# OBJECTIVE
What lines of the data hold the string "this"? Pull each one out.

[Start GIVEN RECORDS]

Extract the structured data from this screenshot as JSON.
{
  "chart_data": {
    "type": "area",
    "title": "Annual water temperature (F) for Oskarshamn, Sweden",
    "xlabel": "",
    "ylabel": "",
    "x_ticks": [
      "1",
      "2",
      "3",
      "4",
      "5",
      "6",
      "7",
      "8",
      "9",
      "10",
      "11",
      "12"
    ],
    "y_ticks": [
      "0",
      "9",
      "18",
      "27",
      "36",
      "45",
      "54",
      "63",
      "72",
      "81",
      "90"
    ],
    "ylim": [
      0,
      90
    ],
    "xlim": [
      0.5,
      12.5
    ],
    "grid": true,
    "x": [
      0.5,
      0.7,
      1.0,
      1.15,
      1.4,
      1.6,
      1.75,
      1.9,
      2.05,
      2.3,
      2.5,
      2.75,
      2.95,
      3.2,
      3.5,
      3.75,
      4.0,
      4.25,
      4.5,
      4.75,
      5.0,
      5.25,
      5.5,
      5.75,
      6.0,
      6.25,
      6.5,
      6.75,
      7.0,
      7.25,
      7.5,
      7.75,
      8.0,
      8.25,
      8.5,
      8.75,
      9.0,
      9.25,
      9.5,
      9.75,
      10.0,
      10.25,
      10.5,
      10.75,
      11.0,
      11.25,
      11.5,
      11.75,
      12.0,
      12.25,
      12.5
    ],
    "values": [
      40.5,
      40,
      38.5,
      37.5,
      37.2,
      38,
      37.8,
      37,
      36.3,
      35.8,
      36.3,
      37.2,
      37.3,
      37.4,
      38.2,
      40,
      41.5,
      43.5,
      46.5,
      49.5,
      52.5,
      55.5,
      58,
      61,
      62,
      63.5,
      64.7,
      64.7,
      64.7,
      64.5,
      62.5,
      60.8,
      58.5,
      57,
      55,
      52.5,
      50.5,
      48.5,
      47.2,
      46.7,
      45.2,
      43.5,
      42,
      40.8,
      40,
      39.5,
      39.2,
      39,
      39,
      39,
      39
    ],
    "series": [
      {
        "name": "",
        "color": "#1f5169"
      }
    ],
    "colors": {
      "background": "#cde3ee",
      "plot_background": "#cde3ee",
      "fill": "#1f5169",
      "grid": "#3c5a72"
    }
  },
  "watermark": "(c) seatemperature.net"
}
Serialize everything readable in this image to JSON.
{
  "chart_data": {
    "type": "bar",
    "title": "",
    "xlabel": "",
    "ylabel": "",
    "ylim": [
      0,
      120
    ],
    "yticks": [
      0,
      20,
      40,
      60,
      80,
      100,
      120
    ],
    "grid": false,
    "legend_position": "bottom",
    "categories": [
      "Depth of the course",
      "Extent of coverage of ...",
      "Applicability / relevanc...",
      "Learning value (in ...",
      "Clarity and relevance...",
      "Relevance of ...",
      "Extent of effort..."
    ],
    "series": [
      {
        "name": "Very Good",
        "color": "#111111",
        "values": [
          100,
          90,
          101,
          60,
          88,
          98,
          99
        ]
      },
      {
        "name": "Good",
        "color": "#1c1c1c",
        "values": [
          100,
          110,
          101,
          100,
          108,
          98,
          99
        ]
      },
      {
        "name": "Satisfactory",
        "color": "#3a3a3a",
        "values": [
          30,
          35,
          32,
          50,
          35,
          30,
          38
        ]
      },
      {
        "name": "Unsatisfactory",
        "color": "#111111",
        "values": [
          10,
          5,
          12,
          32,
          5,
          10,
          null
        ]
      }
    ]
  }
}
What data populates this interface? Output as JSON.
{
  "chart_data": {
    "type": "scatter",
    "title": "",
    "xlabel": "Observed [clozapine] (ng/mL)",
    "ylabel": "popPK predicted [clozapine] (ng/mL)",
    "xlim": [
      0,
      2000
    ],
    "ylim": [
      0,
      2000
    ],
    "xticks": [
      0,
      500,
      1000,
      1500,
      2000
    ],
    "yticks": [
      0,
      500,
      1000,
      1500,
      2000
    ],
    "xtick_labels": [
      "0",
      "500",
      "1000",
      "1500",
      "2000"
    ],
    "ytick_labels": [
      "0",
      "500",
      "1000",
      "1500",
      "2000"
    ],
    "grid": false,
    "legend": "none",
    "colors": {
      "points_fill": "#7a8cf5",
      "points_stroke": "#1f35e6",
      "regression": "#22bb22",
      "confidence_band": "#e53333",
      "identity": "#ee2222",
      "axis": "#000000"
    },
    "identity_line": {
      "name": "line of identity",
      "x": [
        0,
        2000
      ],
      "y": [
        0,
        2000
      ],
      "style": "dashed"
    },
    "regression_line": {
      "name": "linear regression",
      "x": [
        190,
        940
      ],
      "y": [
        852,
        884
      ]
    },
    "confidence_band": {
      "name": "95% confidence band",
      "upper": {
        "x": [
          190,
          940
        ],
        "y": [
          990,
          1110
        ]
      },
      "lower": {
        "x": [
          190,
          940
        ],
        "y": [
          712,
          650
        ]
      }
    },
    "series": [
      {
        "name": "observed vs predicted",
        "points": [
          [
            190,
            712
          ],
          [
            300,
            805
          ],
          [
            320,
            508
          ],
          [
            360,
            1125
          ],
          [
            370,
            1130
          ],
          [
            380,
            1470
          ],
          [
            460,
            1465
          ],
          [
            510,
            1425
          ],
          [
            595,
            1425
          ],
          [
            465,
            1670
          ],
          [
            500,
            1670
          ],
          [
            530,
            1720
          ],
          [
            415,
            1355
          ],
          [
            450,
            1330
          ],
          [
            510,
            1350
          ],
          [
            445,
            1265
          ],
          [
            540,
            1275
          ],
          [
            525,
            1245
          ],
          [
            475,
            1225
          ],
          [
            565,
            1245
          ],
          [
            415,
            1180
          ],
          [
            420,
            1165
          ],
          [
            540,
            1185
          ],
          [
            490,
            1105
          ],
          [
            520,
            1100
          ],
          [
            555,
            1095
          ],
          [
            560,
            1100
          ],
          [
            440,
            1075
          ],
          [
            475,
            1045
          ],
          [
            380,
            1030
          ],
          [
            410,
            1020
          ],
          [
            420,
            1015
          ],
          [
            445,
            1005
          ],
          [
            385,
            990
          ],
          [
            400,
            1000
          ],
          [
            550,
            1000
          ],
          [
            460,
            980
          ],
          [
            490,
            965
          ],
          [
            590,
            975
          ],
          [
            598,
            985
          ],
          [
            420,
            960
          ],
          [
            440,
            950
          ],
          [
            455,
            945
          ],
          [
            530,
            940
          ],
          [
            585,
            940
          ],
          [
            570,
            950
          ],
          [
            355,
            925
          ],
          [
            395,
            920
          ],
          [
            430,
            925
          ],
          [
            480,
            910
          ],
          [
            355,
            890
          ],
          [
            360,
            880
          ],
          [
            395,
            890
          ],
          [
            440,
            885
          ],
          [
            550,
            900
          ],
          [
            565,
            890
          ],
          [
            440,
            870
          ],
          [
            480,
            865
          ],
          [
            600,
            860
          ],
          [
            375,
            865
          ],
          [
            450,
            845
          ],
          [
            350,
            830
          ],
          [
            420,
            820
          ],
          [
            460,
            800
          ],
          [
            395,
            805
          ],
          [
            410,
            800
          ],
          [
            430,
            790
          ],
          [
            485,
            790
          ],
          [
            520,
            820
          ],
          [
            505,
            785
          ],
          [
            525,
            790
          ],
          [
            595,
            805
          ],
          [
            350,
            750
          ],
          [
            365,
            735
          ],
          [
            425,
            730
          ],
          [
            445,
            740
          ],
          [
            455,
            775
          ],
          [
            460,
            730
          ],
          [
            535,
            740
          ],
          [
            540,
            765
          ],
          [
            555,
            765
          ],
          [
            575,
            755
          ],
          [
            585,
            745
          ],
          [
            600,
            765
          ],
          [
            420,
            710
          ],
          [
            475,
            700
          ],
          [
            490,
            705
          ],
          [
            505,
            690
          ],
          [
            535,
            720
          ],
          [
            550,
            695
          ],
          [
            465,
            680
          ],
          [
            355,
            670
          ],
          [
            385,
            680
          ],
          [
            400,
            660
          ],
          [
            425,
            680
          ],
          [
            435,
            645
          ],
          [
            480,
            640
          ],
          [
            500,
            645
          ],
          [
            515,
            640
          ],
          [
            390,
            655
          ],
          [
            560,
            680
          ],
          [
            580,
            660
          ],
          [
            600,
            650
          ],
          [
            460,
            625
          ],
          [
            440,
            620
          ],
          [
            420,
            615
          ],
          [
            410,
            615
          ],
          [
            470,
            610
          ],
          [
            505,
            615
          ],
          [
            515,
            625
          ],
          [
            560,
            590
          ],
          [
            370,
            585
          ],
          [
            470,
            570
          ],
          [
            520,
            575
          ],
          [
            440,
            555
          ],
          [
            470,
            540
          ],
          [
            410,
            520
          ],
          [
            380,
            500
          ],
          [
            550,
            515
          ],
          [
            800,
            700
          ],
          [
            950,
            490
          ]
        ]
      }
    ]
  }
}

[End GIVEN RECORDS]

# THE OUTPUT
Extract the structured data from this screenshot as JSON.
Serialize everything readable in this image to JSON.
What data populates this interface? Output as JSON.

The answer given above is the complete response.